Instructions for the task:
Output all of the data below exactly as given.

[Entries taken from a collection]
- - - - - - -
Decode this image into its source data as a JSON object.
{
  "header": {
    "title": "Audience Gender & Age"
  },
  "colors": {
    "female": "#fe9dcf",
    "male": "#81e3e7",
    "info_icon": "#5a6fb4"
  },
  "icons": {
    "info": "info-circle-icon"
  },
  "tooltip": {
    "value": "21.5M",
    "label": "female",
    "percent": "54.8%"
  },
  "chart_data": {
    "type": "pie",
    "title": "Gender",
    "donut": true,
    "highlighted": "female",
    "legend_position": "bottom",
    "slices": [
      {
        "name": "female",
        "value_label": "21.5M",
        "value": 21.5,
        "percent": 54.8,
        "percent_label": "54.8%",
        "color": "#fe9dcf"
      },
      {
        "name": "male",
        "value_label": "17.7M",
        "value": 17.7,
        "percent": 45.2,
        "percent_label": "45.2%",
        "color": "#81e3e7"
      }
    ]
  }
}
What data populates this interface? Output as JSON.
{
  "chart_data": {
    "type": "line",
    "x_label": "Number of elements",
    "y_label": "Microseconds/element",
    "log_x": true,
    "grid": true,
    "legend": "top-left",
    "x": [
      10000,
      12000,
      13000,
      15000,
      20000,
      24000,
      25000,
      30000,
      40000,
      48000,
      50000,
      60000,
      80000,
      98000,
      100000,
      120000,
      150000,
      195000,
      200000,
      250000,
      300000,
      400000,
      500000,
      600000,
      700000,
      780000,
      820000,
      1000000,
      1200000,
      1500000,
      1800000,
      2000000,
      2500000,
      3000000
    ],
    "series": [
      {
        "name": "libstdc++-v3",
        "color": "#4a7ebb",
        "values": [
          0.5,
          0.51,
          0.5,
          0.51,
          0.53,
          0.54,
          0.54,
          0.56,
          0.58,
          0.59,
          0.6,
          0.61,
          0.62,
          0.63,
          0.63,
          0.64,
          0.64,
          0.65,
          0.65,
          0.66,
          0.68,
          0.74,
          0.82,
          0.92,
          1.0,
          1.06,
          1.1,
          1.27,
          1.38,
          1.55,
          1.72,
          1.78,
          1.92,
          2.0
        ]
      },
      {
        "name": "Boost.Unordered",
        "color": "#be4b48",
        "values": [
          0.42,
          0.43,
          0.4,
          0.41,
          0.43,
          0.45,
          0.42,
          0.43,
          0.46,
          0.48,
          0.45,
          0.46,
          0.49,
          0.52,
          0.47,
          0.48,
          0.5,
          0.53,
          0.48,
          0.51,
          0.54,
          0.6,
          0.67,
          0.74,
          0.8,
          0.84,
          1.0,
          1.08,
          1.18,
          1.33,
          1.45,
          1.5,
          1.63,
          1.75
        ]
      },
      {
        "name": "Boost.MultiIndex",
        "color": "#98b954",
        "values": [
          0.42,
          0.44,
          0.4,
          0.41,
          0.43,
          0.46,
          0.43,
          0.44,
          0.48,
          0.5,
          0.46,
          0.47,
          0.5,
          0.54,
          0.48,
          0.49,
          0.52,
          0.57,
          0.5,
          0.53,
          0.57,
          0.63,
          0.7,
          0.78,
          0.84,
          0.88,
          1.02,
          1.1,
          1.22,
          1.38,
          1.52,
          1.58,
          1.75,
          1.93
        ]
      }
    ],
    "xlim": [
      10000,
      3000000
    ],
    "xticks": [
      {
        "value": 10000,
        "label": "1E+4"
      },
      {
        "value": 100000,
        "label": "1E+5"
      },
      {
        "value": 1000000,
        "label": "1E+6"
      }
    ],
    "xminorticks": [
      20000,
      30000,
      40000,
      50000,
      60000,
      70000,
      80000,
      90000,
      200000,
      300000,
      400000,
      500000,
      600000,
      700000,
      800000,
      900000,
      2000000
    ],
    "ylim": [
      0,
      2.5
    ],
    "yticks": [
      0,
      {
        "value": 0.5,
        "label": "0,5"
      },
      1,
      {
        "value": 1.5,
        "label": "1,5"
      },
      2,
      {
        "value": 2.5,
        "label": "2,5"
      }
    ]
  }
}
- - - - - - -
Finished task:
Decode this image into its source data as a JSON object.
{
  "header": {
    "title": "Audience Gender & Age"
  },
  "colors": {
    "female": "#fe9dcf",
    "male": "#81e3e7",
    "info_icon": "#5a6fb4"
  },
  "icons": {
    "info": "info-circle-icon"
  },
  "tooltip": {
    "value": "21.5M",
    "label": "female",
    "percent": "54.8%"
  },
  "chart_data": {
    "type": "pie",
    "title": "Gender",
    "donut": true,
    "highlighted": "female",
    "legend_position": "bottom",
    "slices": [
      {
        "name": "female",
        "value_label": "21.5M",
        "value": 21.5,
        "percent": 54.8,
        "percent_label": "54.8%",
        "color": "#fe9dcf"
      },
      {
        "name": "male",
        "value_label": "17.7M",
        "value": 17.7,
        "percent": 45.2,
        "percent_label": "45.2%",
        "color": "#81e3e7"
      }
    ]
  }
}
What data populates this interface? Output as JSON.
{
  "chart_data": {
    "type": "line",
    "x_label": "Number of elements",
    "y_label": "Microseconds/element",
    "log_x": true,
    "grid": true,
    "legend": "top-left",
    "x": [
      10000,
      12000,
      13000,
      15000,
      20000,
      24000,
      25000,
      30000,
      40000,
      48000,
      50000,
      60000,
      80000,
      98000,
      100000,
      120000,
      150000,
      195000,
      200000,
      250000,
      300000,
      400000,
      500000,
      600000,
      700000,
      780000,
      820000,
      1000000,
      1200000,
      1500000,
      1800000,
      2000000,
      2500000,
      3000000
    ],
    "series": [
      {
        "name": "libstdc++-v3",
        "color": "#4a7ebb",
        "values": [
          0.5,
          0.51,
          0.5,
          0.51,
          0.53,
          0.54,
          0.54,
          0.56,
          0.58,
          0.59,
          0.6,
          0.61,
          0.62,
          0.63,
          0.63,
          0.64,
          0.64,
          0.65,
          0.65,
          0.66,
          0.68,
          0.74,
          0.82,
          0.92,
          1.0,
          1.06,
          1.1,
          1.27,
          1.38,
          1.55,
          1.72,
          1.78,
          1.92,
          2.0
        ]
      },
      {
        "name": "Boost.Unordered",
        "color": "#be4b48",
        "values": [
          0.42,
          0.43,
          0.4,
          0.41,
          0.43,
          0.45,
          0.42,
          0.43,
          0.46,
          0.48,
          0.45,
          0.46,
          0.49,
          0.52,
          0.47,
          0.48,
          0.5,
          0.53,
          0.48,
          0.51,
          0.54,
          0.6,
          0.67,
          0.74,
          0.8,
          0.84,
          1.0,
          1.08,
          1.18,
          1.33,
          1.45,
          1.5,
          1.63,
          1.75
        ]
      },
      {
        "name": "Boost.MultiIndex",
        "color": "#98b954",
        "values": [
          0.42,
          0.44,
          0.4,
          0.41,
          0.43,
          0.46,
          0.43,
          0.44,
          0.48,
          0.5,
          0.46,
          0.47,
          0.5,
          0.54,
          0.48,
          0.49,
          0.52,
          0.57,
          0.5,
          0.53,
          0.57,
          0.63,
          0.7,
          0.78,
          0.84,
          0.88,
          1.02,
          1.1,
          1.22,
          1.38,
          1.52,
          1.58,
          1.75,
          1.93
        ]
      }
    ],
    "xlim": [
      10000,
      3000000
    ],
    "xticks": [
      {
        "value": 10000,
        "label": "1E+4"
      },
      {
        "value": 100000,
        "label": "1E+5"
      },
      {
        "value": 1000000,
        "label": "1E+6"
      }
    ],
    "xminorticks": [
      20000,
      30000,
      40000,
      50000,
      60000,
      70000,
      80000,
      90000,
      200000,
      300000,
      400000,
      500000,
      600000,
      700000,
      800000,
      900000,
      2000000
    ],
    "ylim": [
      0,
      2.5
    ],
    "yticks": [
      0,
      {
        "value": 0.5,
        "label": "0,5"
      },
      1,
      {
        "value": 1.5,
        "label": "1,5"
      },
      2,
      {
        "value": 2.5,
        "label": "2,5"
      }
    ]
  }
}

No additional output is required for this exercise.